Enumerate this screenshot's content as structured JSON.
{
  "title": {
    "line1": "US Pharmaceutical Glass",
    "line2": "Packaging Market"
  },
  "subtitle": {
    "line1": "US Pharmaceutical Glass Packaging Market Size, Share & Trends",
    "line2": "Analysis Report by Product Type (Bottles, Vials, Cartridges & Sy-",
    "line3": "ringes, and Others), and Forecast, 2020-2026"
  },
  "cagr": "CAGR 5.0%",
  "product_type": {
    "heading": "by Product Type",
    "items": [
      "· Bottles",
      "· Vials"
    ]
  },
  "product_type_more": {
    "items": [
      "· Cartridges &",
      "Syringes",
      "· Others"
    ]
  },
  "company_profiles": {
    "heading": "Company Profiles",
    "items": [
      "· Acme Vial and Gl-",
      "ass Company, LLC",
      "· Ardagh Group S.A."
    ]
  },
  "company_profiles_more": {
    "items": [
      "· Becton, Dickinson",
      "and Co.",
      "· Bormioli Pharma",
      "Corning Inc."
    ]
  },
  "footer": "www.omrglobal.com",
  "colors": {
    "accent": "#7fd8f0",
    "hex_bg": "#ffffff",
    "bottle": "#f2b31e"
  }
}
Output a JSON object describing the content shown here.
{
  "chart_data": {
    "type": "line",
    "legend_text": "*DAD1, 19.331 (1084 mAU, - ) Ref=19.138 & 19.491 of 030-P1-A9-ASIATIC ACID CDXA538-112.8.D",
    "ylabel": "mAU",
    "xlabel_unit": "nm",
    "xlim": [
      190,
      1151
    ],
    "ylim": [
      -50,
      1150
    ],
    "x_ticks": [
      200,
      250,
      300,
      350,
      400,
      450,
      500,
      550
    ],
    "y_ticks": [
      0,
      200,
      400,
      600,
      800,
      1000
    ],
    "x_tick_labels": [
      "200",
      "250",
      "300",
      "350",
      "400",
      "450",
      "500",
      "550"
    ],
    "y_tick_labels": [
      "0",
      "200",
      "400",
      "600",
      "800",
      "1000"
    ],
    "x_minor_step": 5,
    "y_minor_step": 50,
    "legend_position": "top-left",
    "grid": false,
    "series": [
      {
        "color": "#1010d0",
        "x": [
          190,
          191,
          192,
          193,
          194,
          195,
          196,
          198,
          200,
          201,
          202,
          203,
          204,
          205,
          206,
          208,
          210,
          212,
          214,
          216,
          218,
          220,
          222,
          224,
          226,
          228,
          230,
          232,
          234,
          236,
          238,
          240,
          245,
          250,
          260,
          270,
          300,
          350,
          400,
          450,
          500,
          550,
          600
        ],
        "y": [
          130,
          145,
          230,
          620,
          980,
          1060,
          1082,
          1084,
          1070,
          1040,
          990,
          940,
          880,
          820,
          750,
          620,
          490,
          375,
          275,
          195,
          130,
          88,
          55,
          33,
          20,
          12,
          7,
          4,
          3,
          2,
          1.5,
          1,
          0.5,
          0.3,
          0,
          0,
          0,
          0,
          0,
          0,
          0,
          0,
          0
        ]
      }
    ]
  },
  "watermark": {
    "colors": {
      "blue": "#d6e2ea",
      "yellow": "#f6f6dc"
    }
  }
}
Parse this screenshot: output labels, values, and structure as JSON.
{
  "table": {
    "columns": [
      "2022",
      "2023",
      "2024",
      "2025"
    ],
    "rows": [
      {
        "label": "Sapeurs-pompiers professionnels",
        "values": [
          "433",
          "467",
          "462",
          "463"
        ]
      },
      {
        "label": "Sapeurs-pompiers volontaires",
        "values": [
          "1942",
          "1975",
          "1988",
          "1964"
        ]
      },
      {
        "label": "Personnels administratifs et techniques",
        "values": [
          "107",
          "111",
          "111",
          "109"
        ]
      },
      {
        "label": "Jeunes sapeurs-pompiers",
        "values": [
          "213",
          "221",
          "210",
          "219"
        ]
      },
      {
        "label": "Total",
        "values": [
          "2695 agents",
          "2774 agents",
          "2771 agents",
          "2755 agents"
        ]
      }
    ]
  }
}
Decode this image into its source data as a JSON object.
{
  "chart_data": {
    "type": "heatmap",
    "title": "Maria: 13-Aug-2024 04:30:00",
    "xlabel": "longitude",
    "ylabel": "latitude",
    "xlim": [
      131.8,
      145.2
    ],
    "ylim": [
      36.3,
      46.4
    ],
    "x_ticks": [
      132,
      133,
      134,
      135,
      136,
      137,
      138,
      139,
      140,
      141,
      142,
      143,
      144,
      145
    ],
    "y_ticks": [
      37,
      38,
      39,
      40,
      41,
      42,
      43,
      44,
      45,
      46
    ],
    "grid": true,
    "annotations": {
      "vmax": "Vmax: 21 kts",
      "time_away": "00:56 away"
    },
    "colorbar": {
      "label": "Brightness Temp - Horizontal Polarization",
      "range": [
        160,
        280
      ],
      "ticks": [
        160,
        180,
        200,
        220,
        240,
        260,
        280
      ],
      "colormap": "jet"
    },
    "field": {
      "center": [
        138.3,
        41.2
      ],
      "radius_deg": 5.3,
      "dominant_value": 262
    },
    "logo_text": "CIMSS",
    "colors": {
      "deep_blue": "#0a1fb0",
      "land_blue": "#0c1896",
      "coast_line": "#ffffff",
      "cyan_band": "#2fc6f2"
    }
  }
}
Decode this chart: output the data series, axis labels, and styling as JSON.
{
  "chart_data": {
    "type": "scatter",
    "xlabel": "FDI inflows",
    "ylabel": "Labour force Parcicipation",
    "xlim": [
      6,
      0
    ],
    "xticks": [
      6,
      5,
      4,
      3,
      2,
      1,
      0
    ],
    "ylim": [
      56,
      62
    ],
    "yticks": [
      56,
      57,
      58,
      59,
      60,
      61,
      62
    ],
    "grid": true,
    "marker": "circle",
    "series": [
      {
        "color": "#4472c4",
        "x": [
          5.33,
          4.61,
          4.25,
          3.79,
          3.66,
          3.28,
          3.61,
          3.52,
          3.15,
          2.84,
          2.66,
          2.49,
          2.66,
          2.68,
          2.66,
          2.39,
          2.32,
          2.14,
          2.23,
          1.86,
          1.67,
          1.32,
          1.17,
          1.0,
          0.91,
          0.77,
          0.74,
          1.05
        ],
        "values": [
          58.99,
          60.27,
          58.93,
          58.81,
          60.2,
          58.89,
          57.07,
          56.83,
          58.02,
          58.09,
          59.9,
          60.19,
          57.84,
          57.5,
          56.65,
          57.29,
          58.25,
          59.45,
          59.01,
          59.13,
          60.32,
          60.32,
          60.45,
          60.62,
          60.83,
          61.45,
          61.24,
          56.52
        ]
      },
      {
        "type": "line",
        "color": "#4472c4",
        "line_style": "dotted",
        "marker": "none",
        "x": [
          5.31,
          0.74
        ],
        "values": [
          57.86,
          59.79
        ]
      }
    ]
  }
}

- [Stated exercise]: Copy every line in the records above that contains the word "heading".

- [Output of the exercise]:
    "heading": "by Product Type",
    "heading": "Company Profiles",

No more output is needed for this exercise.